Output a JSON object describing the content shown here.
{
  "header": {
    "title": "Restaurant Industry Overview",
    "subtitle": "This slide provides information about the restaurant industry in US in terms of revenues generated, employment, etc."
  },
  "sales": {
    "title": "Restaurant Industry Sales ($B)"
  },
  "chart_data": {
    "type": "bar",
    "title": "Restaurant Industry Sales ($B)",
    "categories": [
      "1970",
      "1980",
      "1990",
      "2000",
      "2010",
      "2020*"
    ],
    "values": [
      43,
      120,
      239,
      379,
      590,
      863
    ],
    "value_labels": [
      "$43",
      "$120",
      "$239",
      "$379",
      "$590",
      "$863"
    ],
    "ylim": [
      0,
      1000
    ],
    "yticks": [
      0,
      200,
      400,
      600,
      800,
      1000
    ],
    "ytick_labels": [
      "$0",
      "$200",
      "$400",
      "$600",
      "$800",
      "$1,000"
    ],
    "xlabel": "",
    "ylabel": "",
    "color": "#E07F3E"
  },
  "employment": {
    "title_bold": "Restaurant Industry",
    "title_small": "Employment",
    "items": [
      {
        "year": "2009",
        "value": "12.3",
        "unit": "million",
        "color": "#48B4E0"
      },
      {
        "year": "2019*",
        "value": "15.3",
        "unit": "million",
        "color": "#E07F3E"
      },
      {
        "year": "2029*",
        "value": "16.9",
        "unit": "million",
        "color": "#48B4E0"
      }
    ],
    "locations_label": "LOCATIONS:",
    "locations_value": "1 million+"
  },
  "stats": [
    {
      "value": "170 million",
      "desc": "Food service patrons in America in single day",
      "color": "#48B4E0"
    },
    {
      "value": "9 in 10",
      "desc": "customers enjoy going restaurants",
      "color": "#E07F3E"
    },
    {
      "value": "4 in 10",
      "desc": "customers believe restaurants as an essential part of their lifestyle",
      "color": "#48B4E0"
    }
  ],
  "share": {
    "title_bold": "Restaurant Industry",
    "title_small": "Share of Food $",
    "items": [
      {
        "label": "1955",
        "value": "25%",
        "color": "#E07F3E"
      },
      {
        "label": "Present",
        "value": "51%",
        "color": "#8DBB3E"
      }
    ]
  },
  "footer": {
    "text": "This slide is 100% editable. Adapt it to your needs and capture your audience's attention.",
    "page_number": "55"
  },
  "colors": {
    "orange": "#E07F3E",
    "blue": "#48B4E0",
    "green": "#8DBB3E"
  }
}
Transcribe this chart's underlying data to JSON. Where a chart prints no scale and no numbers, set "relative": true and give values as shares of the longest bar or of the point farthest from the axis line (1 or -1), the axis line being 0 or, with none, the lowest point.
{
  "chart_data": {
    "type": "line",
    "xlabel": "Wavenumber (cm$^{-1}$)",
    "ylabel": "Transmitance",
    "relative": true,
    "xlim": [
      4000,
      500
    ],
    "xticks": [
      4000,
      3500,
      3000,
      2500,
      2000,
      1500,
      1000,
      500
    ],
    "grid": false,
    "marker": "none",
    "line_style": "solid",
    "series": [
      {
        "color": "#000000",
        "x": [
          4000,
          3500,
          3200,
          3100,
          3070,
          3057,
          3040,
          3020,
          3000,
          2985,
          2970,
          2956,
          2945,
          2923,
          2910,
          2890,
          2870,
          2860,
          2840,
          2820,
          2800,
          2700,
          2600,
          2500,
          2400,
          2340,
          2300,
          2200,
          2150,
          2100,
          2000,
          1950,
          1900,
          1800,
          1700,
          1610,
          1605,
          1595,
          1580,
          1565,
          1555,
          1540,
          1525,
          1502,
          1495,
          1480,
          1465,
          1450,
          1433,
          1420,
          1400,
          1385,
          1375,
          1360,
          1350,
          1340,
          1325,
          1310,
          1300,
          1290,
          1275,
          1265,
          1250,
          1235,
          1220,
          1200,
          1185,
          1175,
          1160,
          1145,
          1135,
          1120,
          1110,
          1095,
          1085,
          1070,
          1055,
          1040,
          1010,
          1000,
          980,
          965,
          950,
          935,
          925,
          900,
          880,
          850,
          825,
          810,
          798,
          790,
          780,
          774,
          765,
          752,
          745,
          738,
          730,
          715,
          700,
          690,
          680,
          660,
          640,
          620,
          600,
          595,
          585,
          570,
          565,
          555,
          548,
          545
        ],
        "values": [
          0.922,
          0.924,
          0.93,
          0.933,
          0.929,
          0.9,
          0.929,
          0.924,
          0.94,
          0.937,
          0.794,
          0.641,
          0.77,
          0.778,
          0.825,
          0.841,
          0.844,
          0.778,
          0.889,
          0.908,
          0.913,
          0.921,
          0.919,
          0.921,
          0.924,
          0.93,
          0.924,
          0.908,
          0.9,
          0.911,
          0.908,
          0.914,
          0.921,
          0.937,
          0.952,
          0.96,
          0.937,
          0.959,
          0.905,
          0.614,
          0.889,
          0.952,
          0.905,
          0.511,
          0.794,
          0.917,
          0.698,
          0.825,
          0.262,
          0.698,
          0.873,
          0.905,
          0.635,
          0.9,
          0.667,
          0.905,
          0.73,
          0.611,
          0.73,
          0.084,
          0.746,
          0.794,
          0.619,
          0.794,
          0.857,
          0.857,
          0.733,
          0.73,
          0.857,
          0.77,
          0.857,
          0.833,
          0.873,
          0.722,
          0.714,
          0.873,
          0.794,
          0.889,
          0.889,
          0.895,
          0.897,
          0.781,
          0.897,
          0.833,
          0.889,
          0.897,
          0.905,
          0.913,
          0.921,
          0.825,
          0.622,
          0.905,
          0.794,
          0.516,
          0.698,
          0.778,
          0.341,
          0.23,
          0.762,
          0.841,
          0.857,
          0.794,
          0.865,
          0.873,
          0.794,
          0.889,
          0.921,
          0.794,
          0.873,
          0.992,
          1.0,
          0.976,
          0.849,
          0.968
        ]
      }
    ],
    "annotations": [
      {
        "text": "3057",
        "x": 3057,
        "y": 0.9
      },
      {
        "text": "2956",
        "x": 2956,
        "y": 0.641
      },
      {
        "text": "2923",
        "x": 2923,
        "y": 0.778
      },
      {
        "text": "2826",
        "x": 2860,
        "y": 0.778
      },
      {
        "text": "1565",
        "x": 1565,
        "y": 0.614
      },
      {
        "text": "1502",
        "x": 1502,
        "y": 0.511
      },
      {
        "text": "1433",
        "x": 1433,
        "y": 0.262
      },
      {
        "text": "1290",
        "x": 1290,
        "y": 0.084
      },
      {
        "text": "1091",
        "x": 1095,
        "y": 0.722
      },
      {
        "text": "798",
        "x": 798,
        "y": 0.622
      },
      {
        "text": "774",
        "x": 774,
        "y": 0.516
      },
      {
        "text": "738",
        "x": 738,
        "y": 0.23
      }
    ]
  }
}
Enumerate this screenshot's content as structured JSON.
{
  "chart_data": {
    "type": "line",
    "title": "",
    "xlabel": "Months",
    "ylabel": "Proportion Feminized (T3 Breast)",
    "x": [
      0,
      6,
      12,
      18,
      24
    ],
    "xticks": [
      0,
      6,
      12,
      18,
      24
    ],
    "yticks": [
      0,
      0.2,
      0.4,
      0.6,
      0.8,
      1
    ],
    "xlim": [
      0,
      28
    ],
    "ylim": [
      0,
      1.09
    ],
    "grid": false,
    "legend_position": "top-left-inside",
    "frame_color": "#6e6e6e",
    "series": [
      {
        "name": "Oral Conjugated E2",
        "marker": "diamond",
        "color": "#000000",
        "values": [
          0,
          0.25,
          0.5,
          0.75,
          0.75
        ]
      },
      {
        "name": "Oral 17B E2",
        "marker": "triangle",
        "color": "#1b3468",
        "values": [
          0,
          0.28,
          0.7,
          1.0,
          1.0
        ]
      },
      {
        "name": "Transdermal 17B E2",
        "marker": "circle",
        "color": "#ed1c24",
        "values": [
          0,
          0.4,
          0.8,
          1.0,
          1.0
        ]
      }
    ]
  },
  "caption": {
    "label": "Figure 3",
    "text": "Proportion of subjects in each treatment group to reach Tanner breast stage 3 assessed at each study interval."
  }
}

*-*-*

## [SET TASK]
Identify and copy lines that hold the string "restaurants".

## [WRITTEN ANSWER]
      "desc": "customers enjoy going restaurants",
      "desc": "customers believe restaurants as an essential part of their lifestyle",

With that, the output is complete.